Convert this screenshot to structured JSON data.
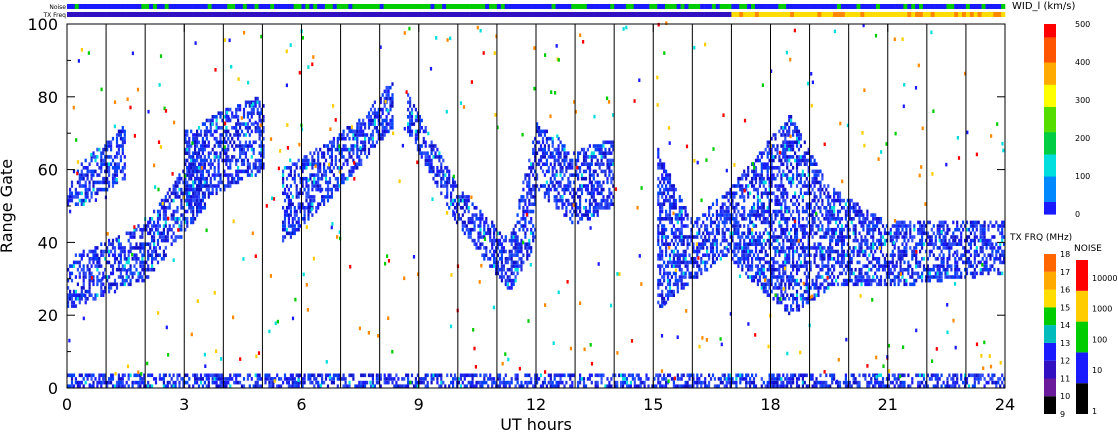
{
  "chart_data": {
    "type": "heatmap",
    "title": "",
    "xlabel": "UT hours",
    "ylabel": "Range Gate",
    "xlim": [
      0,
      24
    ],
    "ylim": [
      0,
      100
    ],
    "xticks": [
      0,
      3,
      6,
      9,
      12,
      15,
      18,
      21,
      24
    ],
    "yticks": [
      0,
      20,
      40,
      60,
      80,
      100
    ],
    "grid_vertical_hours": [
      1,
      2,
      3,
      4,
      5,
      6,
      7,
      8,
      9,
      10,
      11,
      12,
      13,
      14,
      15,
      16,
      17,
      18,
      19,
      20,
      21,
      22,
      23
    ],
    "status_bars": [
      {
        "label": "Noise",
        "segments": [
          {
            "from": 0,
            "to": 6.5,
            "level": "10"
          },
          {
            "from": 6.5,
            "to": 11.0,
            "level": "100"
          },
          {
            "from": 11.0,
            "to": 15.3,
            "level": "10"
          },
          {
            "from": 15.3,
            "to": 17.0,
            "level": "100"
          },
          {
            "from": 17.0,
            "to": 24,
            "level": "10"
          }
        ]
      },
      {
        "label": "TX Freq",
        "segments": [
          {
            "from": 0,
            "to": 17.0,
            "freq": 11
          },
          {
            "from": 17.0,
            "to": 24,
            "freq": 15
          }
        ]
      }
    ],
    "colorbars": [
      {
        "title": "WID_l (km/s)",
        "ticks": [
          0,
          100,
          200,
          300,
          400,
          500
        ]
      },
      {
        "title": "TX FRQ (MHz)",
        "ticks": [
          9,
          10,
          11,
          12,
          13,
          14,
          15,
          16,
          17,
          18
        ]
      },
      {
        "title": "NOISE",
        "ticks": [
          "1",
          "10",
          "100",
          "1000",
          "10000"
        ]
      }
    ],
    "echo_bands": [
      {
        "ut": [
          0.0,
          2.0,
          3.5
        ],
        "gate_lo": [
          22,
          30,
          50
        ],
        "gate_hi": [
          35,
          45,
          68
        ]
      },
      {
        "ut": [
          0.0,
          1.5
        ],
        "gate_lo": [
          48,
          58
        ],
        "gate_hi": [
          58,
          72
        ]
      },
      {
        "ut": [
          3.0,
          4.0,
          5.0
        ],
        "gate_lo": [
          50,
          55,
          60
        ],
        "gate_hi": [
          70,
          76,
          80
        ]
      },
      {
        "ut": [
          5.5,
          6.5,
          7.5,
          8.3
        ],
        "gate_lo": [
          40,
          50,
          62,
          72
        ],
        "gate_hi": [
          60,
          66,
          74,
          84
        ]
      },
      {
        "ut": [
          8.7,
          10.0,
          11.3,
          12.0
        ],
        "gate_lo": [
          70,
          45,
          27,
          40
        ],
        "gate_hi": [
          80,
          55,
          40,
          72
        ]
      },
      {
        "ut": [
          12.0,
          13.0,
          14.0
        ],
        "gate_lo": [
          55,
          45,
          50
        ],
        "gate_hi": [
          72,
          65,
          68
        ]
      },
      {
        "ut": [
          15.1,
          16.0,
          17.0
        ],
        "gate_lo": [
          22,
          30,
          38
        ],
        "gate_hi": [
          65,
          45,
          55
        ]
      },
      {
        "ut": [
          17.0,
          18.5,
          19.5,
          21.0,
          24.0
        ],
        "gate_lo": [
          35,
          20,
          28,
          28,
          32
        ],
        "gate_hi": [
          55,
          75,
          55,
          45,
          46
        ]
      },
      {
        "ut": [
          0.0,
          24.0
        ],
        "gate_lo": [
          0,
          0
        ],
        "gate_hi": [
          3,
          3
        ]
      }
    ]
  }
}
□ □ □ □ □
--- EXERCISE INSTRUCTIONS ---
Leave the pictures out and reproduce all of the records exactly.

--- CORRECT ANSWER ---
Convert this screenshot to structured JSON data.
{
  "chart_data": {
    "type": "heatmap",
    "title": "",
    "xlabel": "UT hours",
    "ylabel": "Range Gate",
    "xlim": [
      0,
      24
    ],
    "ylim": [
      0,
      100
    ],
    "xticks": [
      0,
      3,
      6,
      9,
      12,
      15,
      18,
      21,
      24
    ],
    "yticks": [
      0,
      20,
      40,
      60,
      80,
      100
    ],
    "grid_vertical_hours": [
      1,
      2,
      3,
      4,
      5,
      6,
      7,
      8,
      9,
      10,
      11,
      12,
      13,
      14,
      15,
      16,
      17,
      18,
      19,
      20,
      21,
      22,
      23
    ],
    "status_bars": [
      {
        "label": "Noise",
        "segments": [
          {
            "from": 0,
            "to": 6.5,
            "level": "10"
          },
          {
            "from": 6.5,
            "to": 11.0,
            "level": "100"
          },
          {
            "from": 11.0,
            "to": 15.3,
            "level": "10"
          },
          {
            "from": 15.3,
            "to": 17.0,
            "level": "100"
          },
          {
            "from": 17.0,
            "to": 24,
            "level": "10"
          }
        ]
      },
      {
        "label": "TX Freq",
        "segments": [
          {
            "from": 0,
            "to": 17.0,
            "freq": 11
          },
          {
            "from": 17.0,
            "to": 24,
            "freq": 15
          }
        ]
      }
    ],
    "colorbars": [
      {
        "title": "WID_l (km/s)",
        "ticks": [
          0,
          100,
          200,
          300,
          400,
          500
        ]
      },
      {
        "title": "TX FRQ (MHz)",
        "ticks": [
          9,
          10,
          11,
          12,
          13,
          14,
          15,
          16,
          17,
          18
        ]
      },
      {
        "title": "NOISE",
        "ticks": [
          "1",
          "10",
          "100",
          "1000",
          "10000"
        ]
      }
    ],
    "echo_bands": [
      {
        "ut": [
          0.0,
          2.0,
          3.5
        ],
        "gate_lo": [
          22,
          30,
          50
        ],
        "gate_hi": [
          35,
          45,
          68
        ]
      },
      {
        "ut": [
          0.0,
          1.5
        ],
        "gate_lo": [
          48,
          58
        ],
        "gate_hi": [
          58,
          72
        ]
      },
      {
        "ut": [
          3.0,
          4.0,
          5.0
        ],
        "gate_lo": [
          50,
          55,
          60
        ],
        "gate_hi": [
          70,
          76,
          80
        ]
      },
      {
        "ut": [
          5.5,
          6.5,
          7.5,
          8.3
        ],
        "gate_lo": [
          40,
          50,
          62,
          72
        ],
        "gate_hi": [
          60,
          66,
          74,
          84
        ]
      },
      {
        "ut": [
          8.7,
          10.0,
          11.3,
          12.0
        ],
        "gate_lo": [
          70,
          45,
          27,
          40
        ],
        "gate_hi": [
          80,
          55,
          40,
          72
        ]
      },
      {
        "ut": [
          12.0,
          13.0,
          14.0
        ],
        "gate_lo": [
          55,
          45,
          50
        ],
        "gate_hi": [
          72,
          65,
          68
        ]
      },
      {
        "ut": [
          15.1,
          16.0,
          17.0
        ],
        "gate_lo": [
          22,
          30,
          38
        ],
        "gate_hi": [
          65,
          45,
          55
        ]
      },
      {
        "ut": [
          17.0,
          18.5,
          19.5,
          21.0,
          24.0
        ],
        "gate_lo": [
          35,
          20,
          28,
          28,
          32
        ],
        "gate_hi": [
          55,
          75,
          55,
          45,
          46
        ]
      },
      {
        "ut": [
          0.0,
          24.0
        ],
        "gate_lo": [
          0,
          0
        ],
        "gate_hi": [
          3,
          3
        ]
      }
    ]
  }
}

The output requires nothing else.